Description of the task: Identify the lines that contain the string "sistema" and report only how many there are.

Data provided:
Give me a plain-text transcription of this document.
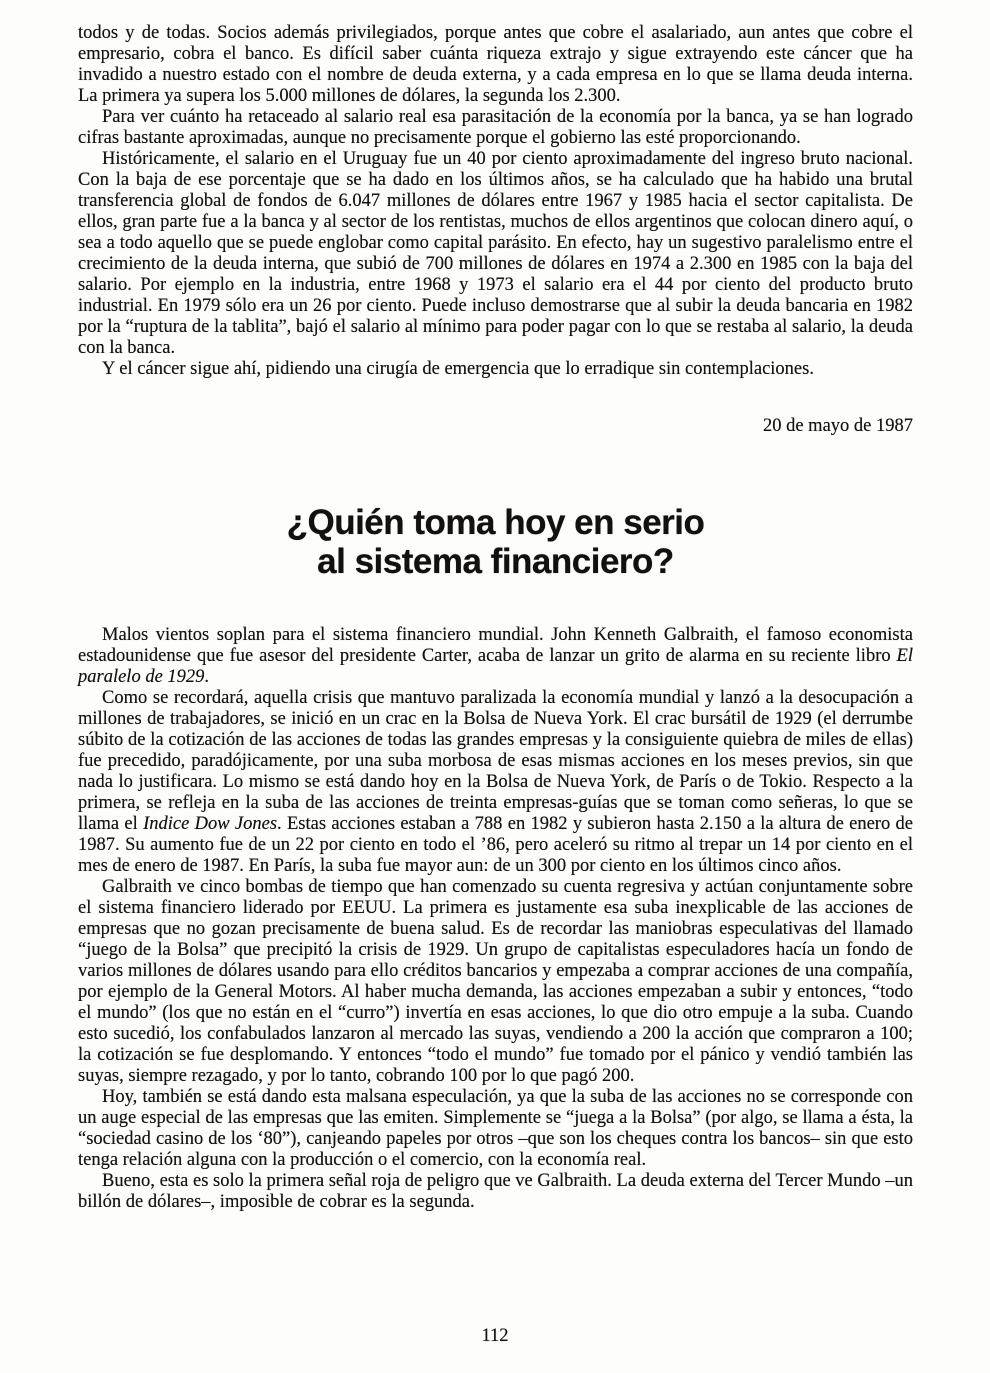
todos y de todas. Socios además privilegiados, porque antes que cobre el asalariado, aun antes que cobre el empresario, cobra el banco. Es difícil saber cuánta riqueza extrajo y sigue extrayendo este cáncer que ha invadido a nuestro estado con el nombre de deuda externa, y a cada empresa en lo que se llama deuda interna. La primera ya supera los 5.000 millones de dólares, la segunda los 2.300.

Para ver cuánto ha retaceado al salario real esa parasitación de la economía por la banca, ya se han logrado cifras bastante aproximadas, aunque no precisamente porque el gobierno las esté proporcionando.

Históricamente, el salario en el Uruguay fue un 40 por ciento aproximadamente del ingreso bruto nacional. Con la baja de ese porcentaje que se ha dado en los últimos años, se ha calculado que ha habido una brutal transferencia global de fondos de 6.047 millones de dólares entre 1967 y 1985 hacia el sector capitalista. De ellos, gran parte fue a la banca y al sector de los rentistas, muchos de ellos argentinos que colocan dinero aquí, o sea a todo aquello que se puede englobar como capital parásito. En efecto, hay un sugestivo paralelismo entre el crecimiento de la deuda interna, que subió de 700 millones de dólares en 1974 a 2.300 en 1985 con la baja del salario. Por ejemplo en la industria, entre 1968 y 1973 el salario era el 44 por ciento del producto bruto industrial. En 1979 sólo era un 26 por ciento. Puede incluso demostrarse que al subir la deuda bancaria en 1982 por la “ruptura de la tablita”, bajó el salario al mínimo para poder pagar con lo que se restaba al salario, la deuda con la banca.

Y el cáncer sigue ahí, pidiendo una cirugía de emergencia que lo erradique sin contemplaciones.

20 de mayo de 1987

¿Quién toma hoy en serio
al sistema financiero?

Malos vientos soplan para el sistema financiero mundial. John Kenneth Galbraith, el famoso economista estadounidense que fue asesor del presidente Carter, acaba de lanzar un grito de alarma en su reciente libro El paralelo de 1929.

Como se recordará, aquella crisis que mantuvo paralizada la economía mundial y lanzó a la desocupación a millones de trabajadores, se inició en un crac en la Bolsa de Nueva York. El crac bursátil de 1929 (el derrumbe súbito de la cotización de las acciones de todas las grandes empresas y la consiguiente quiebra de miles de ellas) fue precedido, paradójicamente, por una suba morbosa de esas mismas acciones en los meses previos, sin que nada lo justificara. Lo mismo se está dando hoy en la Bolsa de Nueva York, de París o de Tokio. Respecto a la primera, se refleja en la suba de las acciones de treinta empresas-guías que se toman como señeras, lo que se llama el Indice Dow Jones. Estas acciones estaban a 788 en 1982 y subieron hasta 2.150 a la altura de enero de 1987. Su aumento fue de un 22 por ciento en todo el ’86, pero aceleró su ritmo al trepar un 14 por ciento en el mes de enero de 1987. En París, la suba fue mayor aun: de un 300 por ciento en los últimos cinco años.

Galbraith ve cinco bombas de tiempo que han comenzado su cuenta regresiva y actúan conjuntamente sobre el sistema financiero liderado por EEUU. La primera es justamente esa suba inexplicable de las acciones de empresas que no gozan precisamente de buena salud. Es de recordar las maniobras especulativas del llamado “juego de la Bolsa” que precipitó la crisis de 1929. Un grupo de capitalistas especuladores hacía un fondo de varios millones de dólares usando para ello créditos bancarios y empezaba a comprar acciones de una compañía, por ejemplo de la General Motors. Al haber mucha demanda, las acciones empezaban a subir y entonces, “todo el mundo” (los que no están en el “curro”) invertía en esas acciones, lo que dio otro empuje a la suba. Cuando esto sucedió, los confabulados lanzaron al mercado las suyas, vendiendo a 200 la acción que compraron a 100; la cotización se fue desplomando. Y entonces “todo el mundo” fue tomado por el pánico y vendió también las suyas, siempre rezagado, y por lo tanto, cobrando 100 por lo que pagó 200.

Hoy, también se está dando esta malsana especulación, ya que la suba de las acciones no se corresponde con un auge especial de las empresas que las emiten. Simplemente se “juega a la Bolsa” (por algo, se llama a ésta, la “sociedad casino de los ‘80”), canjeando papeles por otros –que son los cheques contra los bancos– sin que esto tenga relación alguna con la producción o el comercio, con la economía real.

Bueno, esta es solo la primera señal roja de peligro que ve Galbraith. La deuda externa del Tercer Mundo –un billón de dólares–, imposible de cobrar es la segunda.

112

Task response: 3